### PROMPT
Copy all of the material word for word, except for the pictures.

### MATERIAL PROVIDED
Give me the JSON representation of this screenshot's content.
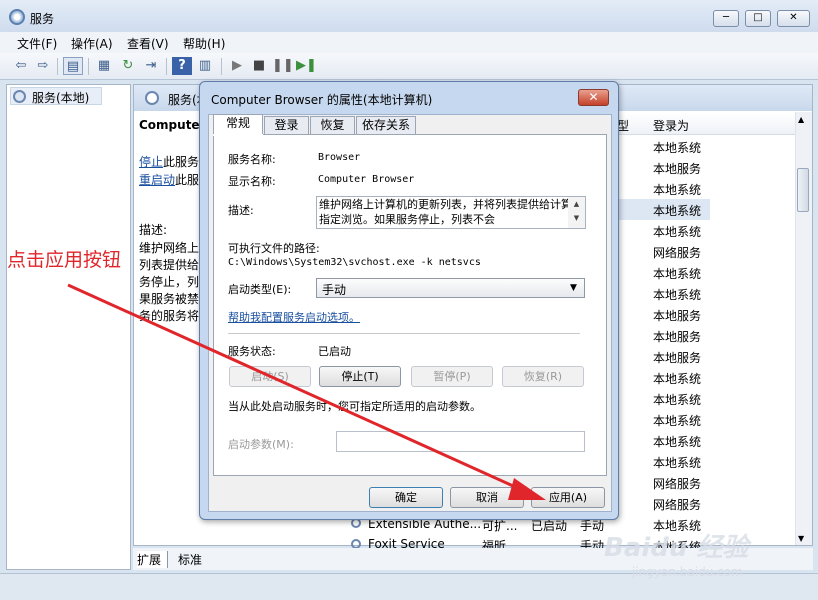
{
  "window": {
    "title": "服务",
    "min": "─",
    "max": "□",
    "close": "✕"
  },
  "menu": [
    "文件(F)",
    "操作(A)",
    "查看(V)",
    "帮助(H)"
  ],
  "tree": {
    "item": "服务(本地)"
  },
  "pane": {
    "title": "服务(本地)",
    "detail_name": "Computer",
    "stop_link": "停止",
    "stop_suffix": "此服务",
    "restart_link": "重启动",
    "restart_suffix": "此服务",
    "desc_label": "描述:",
    "desc_lines": [
      "维护网络上",
      "列表提供给",
      "务停止，列",
      "果服务被禁",
      "务的服务将"
    ],
    "col_type": "型",
    "col_logon": "登录为",
    "logon_values": [
      "本地系统",
      "本地服务",
      "本地系统",
      "本地系统",
      "本地系统",
      "网络服务",
      "本地系统",
      "本地系统",
      "本地服务",
      "本地服务",
      "本地服务",
      "本地系统",
      "本地系统",
      "本地系统",
      "本地系统",
      "本地系统",
      "网络服务",
      "网络服务",
      "本地系统",
      "本地系统"
    ],
    "bottom_rows": [
      {
        "name": "Extensible Authe...",
        "desc": "可扩...",
        "status": "已启动",
        "startup": "手动"
      },
      {
        "name": "Foxit Service",
        "desc": "福昕...",
        "status": "",
        "startup": "手动"
      }
    ],
    "tabs": [
      "扩展",
      "标准"
    ]
  },
  "dialog": {
    "title": "Computer Browser 的属性(本地计算机)",
    "close": "✕",
    "tabs": [
      "常规",
      "登录",
      "恢复",
      "依存关系"
    ],
    "service_name_label": "服务名称:",
    "service_name": "Browser",
    "display_name_label": "显示名称:",
    "display_name": "Computer Browser",
    "desc_label": "描述:",
    "desc_text": "维护网络上计算机的更新列表，并将列表提供给计算机指定浏览。如果服务停止，列表不会",
    "path_label": "可执行文件的路径:",
    "path": "C:\\Windows\\System32\\svchost.exe -k netsvcs",
    "startup_label": "启动类型(E):",
    "startup_value": "手动",
    "help_link": "帮助我配置服务启动选项。",
    "status_label": "服务状态:",
    "status_value": "已启动",
    "btn_start": "启动(S)",
    "btn_stop": "停止(T)",
    "btn_pause": "暂停(P)",
    "btn_resume": "恢复(R)",
    "hint": "当从此处启动服务时，您可指定所适用的启动参数。",
    "param_label": "启动参数(M):",
    "ok": "确定",
    "cancel": "取消",
    "apply": "应用(A)"
  },
  "annotation": {
    "text": "点击应用按钮",
    "color": "#e0262b"
  },
  "watermark": {
    "main": "Baidu 经验",
    "sub": "jingyan.baidu.com"
  }
}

### EXPECTED ANSWER
Give me the JSON representation of this screenshot's content.
{
  "window": {
    "title": "服务",
    "min": "─",
    "max": "□",
    "close": "✕"
  },
  "menu": [
    "文件(F)",
    "操作(A)",
    "查看(V)",
    "帮助(H)"
  ],
  "tree": {
    "item": "服务(本地)"
  },
  "pane": {
    "title": "服务(本地)",
    "detail_name": "Computer",
    "stop_link": "停止",
    "stop_suffix": "此服务",
    "restart_link": "重启动",
    "restart_suffix": "此服务",
    "desc_label": "描述:",
    "desc_lines": [
      "维护网络上",
      "列表提供给",
      "务停止，列",
      "果服务被禁",
      "务的服务将"
    ],
    "col_type": "型",
    "col_logon": "登录为",
    "logon_values": [
      "本地系统",
      "本地服务",
      "本地系统",
      "本地系统",
      "本地系统",
      "网络服务",
      "本地系统",
      "本地系统",
      "本地服务",
      "本地服务",
      "本地服务",
      "本地系统",
      "本地系统",
      "本地系统",
      "本地系统",
      "本地系统",
      "网络服务",
      "网络服务",
      "本地系统",
      "本地系统"
    ],
    "bottom_rows": [
      {
        "name": "Extensible Authe...",
        "desc": "可扩...",
        "status": "已启动",
        "startup": "手动"
      },
      {
        "name": "Foxit Service",
        "desc": "福昕...",
        "status": "",
        "startup": "手动"
      }
    ],
    "tabs": [
      "扩展",
      "标准"
    ]
  },
  "dialog": {
    "title": "Computer Browser 的属性(本地计算机)",
    "close": "✕",
    "tabs": [
      "常规",
      "登录",
      "恢复",
      "依存关系"
    ],
    "service_name_label": "服务名称:",
    "service_name": "Browser",
    "display_name_label": "显示名称:",
    "display_name": "Computer Browser",
    "desc_label": "描述:",
    "desc_text": "维护网络上计算机的更新列表，并将列表提供给计算机指定浏览。如果服务停止，列表不会",
    "path_label": "可执行文件的路径:",
    "path": "C:\\Windows\\System32\\svchost.exe -k netsvcs",
    "startup_label": "启动类型(E):",
    "startup_value": "手动",
    "help_link": "帮助我配置服务启动选项。",
    "status_label": "服务状态:",
    "status_value": "已启动",
    "btn_start": "启动(S)",
    "btn_stop": "停止(T)",
    "btn_pause": "暂停(P)",
    "btn_resume": "恢复(R)",
    "hint": "当从此处启动服务时，您可指定所适用的启动参数。",
    "param_label": "启动参数(M):",
    "ok": "确定",
    "cancel": "取消",
    "apply": "应用(A)"
  },
  "annotation": {
    "text": "点击应用按钮",
    "color": "#e0262b"
  },
  "watermark": {
    "main": "Baidu 经验",
    "sub": "jingyan.baidu.com"
  }
}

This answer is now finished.